Data excerpts:
※

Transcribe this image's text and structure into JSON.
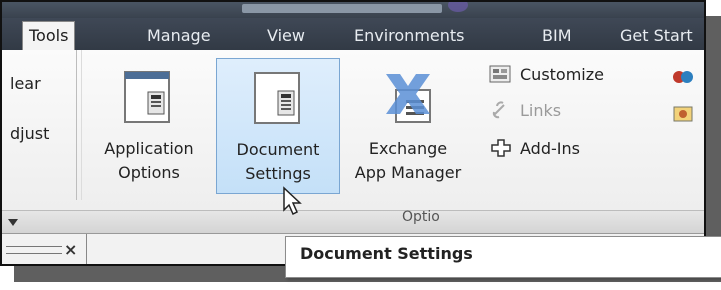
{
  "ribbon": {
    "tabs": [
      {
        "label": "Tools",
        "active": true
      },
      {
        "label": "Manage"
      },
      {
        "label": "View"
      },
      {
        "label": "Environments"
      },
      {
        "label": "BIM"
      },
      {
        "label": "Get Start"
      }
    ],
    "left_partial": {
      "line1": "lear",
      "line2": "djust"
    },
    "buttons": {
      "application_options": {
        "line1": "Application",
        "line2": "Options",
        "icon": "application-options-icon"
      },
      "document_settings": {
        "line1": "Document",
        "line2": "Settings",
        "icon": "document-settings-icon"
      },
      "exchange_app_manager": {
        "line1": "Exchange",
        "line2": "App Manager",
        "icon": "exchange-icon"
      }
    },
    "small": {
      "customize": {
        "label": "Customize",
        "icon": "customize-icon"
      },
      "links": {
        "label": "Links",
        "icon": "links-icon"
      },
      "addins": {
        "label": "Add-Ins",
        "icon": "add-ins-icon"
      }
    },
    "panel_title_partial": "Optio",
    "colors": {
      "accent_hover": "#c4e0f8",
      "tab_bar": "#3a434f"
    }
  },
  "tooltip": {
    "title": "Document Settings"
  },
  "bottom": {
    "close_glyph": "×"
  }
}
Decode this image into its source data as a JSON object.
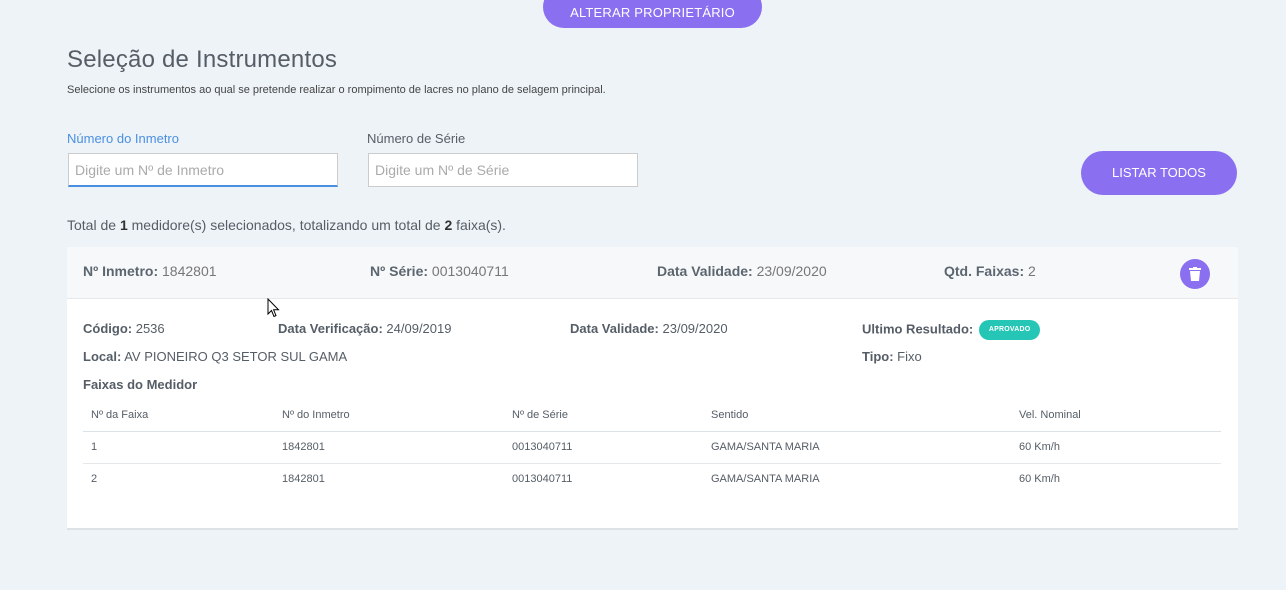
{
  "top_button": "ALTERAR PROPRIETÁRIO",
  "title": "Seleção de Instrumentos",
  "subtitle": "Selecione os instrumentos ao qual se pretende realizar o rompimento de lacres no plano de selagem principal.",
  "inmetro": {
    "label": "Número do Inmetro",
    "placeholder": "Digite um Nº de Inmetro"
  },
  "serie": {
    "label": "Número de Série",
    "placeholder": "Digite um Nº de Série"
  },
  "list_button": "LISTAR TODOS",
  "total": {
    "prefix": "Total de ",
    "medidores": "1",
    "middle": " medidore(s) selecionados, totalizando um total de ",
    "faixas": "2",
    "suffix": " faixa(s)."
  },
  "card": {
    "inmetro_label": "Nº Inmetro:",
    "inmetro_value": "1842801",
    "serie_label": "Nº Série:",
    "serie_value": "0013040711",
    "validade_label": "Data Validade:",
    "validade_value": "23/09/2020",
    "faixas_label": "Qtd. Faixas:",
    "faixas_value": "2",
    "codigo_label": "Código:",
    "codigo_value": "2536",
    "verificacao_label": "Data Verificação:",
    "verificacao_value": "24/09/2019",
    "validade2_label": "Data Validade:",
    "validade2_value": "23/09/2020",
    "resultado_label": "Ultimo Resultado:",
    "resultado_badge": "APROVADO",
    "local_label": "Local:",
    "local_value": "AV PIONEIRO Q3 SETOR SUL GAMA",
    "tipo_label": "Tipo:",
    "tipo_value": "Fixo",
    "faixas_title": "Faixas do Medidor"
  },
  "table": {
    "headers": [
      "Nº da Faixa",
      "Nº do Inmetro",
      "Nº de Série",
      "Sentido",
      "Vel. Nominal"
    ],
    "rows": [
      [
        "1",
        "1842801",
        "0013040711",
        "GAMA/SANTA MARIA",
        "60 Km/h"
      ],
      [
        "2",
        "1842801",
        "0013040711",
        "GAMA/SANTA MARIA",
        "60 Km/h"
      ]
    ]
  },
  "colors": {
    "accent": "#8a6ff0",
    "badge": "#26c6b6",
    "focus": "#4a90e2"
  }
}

※

--- EXERCISE GOAL ---
Reproduce the material word for word. Any pictures should be left out of the copy.

--- RESULT OF THIS EXERCISE ---
Transcribe this image's text and structure into JSON.
{
  "ribbon": {
    "tabs": [
      {
        "label": "Tools",
        "active": true
      },
      {
        "label": "Manage"
      },
      {
        "label": "View"
      },
      {
        "label": "Environments"
      },
      {
        "label": "BIM"
      },
      {
        "label": "Get Start"
      }
    ],
    "left_partial": {
      "line1": "lear",
      "line2": "djust"
    },
    "buttons": {
      "application_options": {
        "line1": "Application",
        "line2": "Options",
        "icon": "application-options-icon"
      },
      "document_settings": {
        "line1": "Document",
        "line2": "Settings",
        "icon": "document-settings-icon"
      },
      "exchange_app_manager": {
        "line1": "Exchange",
        "line2": "App Manager",
        "icon": "exchange-icon"
      }
    },
    "small": {
      "customize": {
        "label": "Customize",
        "icon": "customize-icon"
      },
      "links": {
        "label": "Links",
        "icon": "links-icon"
      },
      "addins": {
        "label": "Add-Ins",
        "icon": "add-ins-icon"
      }
    },
    "panel_title_partial": "Optio",
    "colors": {
      "accent_hover": "#c4e0f8",
      "tab_bar": "#3a434f"
    }
  },
  "tooltip": {
    "title": "Document Settings"
  },
  "bottom": {
    "close_glyph": "×"
  }
}
Decode this image into its source data as a JSON object.
{
  "top_button": "ALTERAR PROPRIETÁRIO",
  "title": "Seleção de Instrumentos",
  "subtitle": "Selecione os instrumentos ao qual se pretende realizar o rompimento de lacres no plano de selagem principal.",
  "inmetro": {
    "label": "Número do Inmetro",
    "placeholder": "Digite um Nº de Inmetro"
  },
  "serie": {
    "label": "Número de Série",
    "placeholder": "Digite um Nº de Série"
  },
  "list_button": "LISTAR TODOS",
  "total": {
    "prefix": "Total de ",
    "medidores": "1",
    "middle": " medidore(s) selecionados, totalizando um total de ",
    "faixas": "2",
    "suffix": " faixa(s)."
  },
  "card": {
    "inmetro_label": "Nº Inmetro:",
    "inmetro_value": "1842801",
    "serie_label": "Nº Série:",
    "serie_value": "0013040711",
    "validade_label": "Data Validade:",
    "validade_value": "23/09/2020",
    "faixas_label": "Qtd. Faixas:",
    "faixas_value": "2",
    "codigo_label": "Código:",
    "codigo_value": "2536",
    "verificacao_label": "Data Verificação:",
    "verificacao_value": "24/09/2019",
    "validade2_label": "Data Validade:",
    "validade2_value": "23/09/2020",
    "resultado_label": "Ultimo Resultado:",
    "resultado_badge": "APROVADO",
    "local_label": "Local:",
    "local_value": "AV PIONEIRO Q3 SETOR SUL GAMA",
    "tipo_label": "Tipo:",
    "tipo_value": "Fixo",
    "faixas_title": "Faixas do Medidor"
  },
  "table": {
    "headers": [
      "Nº da Faixa",
      "Nº do Inmetro",
      "Nº de Série",
      "Sentido",
      "Vel. Nominal"
    ],
    "rows": [
      [
        "1",
        "1842801",
        "0013040711",
        "GAMA/SANTA MARIA",
        "60 Km/h"
      ],
      [
        "2",
        "1842801",
        "0013040711",
        "GAMA/SANTA MARIA",
        "60 Km/h"
      ]
    ]
  },
  "colors": {
    "accent": "#8a6ff0",
    "badge": "#26c6b6",
    "focus": "#4a90e2"
  }
}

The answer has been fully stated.